**TASK SET:**
a. Reproduce the pig-raising thread word for word, from "Ivan: there is" up to and including "minuses to everything.".
b. List every name or forum handle that appears in the pig-raising thread.
c. Extend the pig-raising thread past the last line shown.

____ EXCERPT TO READ

Ivan: there is an upside and a down side to feeding bigger and letting the walk around. feed to gain ratio goes down as they get bigger, and letting them walk around "wastes" energy that could be put to growing. However, I had some pigs i kept in a smaller pen and their back fat was thick and they were flabby. One went to 4-h show and got kicked out of the auction because he was "too fat and would only hang at 50%" well, he weighed 299 and hung at 202 which is a 67% hang. even flabby pigs are not as fatty as they once were. 
Once I moved the other onto pasture he lost that fat in a week (there may have been some hazing from the other pigs that helped with that) and began to build firmer muscle. Ended up a 300 lb pig hanging at 206. same ratio but it was a nice looking carcass.

pluses and minuses to everything.


----------



## DeRock (Feb 22, 2011)

highlands said:


> Largest pig I've ever butchered was up around 1,400 lbs - delicious.

________
____ DATA SECTION

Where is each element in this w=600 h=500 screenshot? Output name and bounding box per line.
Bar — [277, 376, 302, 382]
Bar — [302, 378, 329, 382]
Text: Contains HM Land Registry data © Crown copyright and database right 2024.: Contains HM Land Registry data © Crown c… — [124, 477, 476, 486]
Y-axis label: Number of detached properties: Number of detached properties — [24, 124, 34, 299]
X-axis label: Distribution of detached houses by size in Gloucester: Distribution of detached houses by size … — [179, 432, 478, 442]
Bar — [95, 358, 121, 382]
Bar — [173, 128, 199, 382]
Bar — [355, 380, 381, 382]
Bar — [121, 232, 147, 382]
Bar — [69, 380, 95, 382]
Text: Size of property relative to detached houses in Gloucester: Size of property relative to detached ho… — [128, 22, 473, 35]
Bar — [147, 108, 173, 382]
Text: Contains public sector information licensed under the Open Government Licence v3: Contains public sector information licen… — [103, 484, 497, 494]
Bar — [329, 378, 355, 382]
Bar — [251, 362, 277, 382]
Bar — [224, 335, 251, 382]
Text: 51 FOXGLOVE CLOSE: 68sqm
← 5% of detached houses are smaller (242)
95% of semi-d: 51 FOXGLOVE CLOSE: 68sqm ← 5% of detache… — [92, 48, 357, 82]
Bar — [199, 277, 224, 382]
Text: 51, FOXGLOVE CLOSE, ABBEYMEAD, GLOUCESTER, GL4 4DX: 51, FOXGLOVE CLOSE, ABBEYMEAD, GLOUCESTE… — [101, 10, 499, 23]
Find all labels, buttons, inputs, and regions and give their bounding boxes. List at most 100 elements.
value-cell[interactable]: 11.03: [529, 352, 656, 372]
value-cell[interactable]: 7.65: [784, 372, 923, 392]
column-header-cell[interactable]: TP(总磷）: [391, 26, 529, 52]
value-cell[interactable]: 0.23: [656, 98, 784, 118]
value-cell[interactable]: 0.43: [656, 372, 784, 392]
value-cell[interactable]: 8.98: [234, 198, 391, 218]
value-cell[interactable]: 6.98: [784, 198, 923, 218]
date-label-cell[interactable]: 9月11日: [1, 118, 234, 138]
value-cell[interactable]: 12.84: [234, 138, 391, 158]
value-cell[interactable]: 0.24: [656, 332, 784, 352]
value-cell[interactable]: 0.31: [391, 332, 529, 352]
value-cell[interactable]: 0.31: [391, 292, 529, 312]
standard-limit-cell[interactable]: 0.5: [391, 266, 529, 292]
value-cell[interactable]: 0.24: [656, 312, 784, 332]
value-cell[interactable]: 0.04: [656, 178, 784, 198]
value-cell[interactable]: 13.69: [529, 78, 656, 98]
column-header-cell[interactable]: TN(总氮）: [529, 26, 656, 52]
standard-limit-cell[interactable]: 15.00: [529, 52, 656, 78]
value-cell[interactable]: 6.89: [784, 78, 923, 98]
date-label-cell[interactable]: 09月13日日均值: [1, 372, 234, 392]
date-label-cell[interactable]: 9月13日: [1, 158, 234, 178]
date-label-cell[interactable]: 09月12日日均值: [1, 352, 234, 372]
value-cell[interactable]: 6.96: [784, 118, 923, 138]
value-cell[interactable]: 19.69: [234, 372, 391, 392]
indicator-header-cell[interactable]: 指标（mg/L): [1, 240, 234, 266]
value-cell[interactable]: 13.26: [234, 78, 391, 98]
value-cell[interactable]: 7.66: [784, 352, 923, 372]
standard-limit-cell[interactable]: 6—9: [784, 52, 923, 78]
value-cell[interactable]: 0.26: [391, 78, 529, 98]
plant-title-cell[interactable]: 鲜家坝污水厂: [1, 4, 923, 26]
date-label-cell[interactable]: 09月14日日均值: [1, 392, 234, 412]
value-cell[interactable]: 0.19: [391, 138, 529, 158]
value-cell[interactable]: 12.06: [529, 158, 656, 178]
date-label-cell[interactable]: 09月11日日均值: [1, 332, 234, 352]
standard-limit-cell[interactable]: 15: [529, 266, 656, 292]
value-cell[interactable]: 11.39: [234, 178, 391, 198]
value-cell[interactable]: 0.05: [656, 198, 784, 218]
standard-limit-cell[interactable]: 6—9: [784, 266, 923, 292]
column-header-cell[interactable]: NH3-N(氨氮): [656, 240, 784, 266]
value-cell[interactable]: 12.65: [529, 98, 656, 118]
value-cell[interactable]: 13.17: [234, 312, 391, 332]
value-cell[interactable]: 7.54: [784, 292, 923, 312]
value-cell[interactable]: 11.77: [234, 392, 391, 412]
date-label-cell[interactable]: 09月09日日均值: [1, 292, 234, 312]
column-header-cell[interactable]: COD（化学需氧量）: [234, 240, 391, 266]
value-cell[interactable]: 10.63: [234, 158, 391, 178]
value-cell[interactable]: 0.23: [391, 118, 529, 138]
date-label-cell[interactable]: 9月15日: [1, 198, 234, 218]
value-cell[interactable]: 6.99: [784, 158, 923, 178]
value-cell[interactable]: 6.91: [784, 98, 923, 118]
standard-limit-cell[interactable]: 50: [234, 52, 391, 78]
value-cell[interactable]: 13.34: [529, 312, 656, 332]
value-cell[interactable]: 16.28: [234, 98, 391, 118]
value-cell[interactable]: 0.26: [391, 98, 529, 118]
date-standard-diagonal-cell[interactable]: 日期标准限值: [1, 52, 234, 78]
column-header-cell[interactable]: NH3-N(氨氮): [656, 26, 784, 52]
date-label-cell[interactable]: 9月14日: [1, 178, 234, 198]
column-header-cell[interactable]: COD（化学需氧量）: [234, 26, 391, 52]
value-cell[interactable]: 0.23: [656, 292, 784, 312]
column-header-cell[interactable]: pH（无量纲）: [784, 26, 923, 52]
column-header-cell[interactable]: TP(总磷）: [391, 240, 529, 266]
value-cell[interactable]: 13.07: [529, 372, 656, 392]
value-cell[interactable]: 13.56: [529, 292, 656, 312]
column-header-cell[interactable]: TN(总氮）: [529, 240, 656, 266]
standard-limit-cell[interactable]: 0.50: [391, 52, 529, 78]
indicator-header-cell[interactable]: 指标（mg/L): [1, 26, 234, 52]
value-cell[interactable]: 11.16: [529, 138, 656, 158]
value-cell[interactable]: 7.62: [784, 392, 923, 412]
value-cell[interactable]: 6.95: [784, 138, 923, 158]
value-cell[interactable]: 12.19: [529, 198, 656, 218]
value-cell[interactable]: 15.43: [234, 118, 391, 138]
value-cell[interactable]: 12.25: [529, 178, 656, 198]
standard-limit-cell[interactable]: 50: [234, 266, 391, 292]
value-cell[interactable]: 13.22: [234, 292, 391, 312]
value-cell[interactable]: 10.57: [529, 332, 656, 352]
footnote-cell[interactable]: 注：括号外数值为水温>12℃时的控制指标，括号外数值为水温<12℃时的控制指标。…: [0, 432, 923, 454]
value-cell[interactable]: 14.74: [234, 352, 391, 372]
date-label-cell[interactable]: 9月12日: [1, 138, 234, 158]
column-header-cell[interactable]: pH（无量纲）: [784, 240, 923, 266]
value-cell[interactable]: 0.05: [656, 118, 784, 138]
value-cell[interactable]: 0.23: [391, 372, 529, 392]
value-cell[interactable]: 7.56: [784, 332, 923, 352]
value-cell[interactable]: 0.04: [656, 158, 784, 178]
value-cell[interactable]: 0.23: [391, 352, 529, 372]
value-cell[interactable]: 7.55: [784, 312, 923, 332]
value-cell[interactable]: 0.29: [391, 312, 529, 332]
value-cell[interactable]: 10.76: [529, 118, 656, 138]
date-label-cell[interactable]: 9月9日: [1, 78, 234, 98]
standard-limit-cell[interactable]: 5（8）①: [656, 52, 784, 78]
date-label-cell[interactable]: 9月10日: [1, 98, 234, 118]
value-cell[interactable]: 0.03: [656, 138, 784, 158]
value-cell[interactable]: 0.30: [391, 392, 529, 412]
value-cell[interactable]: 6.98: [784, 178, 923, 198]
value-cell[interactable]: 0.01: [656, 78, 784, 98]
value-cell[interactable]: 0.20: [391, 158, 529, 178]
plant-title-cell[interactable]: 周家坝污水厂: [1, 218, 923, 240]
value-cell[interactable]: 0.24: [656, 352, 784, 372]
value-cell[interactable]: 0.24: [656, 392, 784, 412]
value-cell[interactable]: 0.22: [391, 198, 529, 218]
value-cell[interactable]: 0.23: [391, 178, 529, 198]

________

**EXERCISE RESPONSES:**
a.
Ivan: there is an upside and a down side to feeding bigger and letting the walk around. feed to gain ratio goes down as they get bigger, and letting them walk around "wastes" energy that could be put to growing. However, I had some pigs i kept in a smaller pen and their back fat was thick and they were flabby. One went to 4-h show and got kicked out of the auction because he was "too fat and would only hang at 50%" well, he weighed 299 and hung at 202 which is a 67% hang. even flabby pigs are not as fatty as they once were. 
Once I moved the other onto pasture he lost that fat in a week (there may have been some hazing from the other pigs that helped with that) and began to build firmer muscle. Ended up a 300 lb pig hanging at 206. same ratio but it was a nice looking carcass.

pluses and minuses to everything.

b. Ivan, DeRock, highlands

c.
Hogzilla


----------



## gerold (Jul 18, 2011)

Butchered 675 lb.live weight hog today. Fresh liver tonight.  This is a pasture plus corn fed hog. This hog looks like the ones we butchered back when i was a kid. Fat +Fat.

Fresh liver the same day you butcher is great. Does't taste or have smell of store liver. 

This hog had tons of back fat and nice white fat on the inside. Been awhile since i have seen a pig with so much beautiful fat. Just like the old days on the farm.


----------



## rmrc (Aug 20, 2009)

The best pork we ever sent to freezer camp was a 600+lb. sow. The feed vs. meat ratio wasn't good but the pork was excellent.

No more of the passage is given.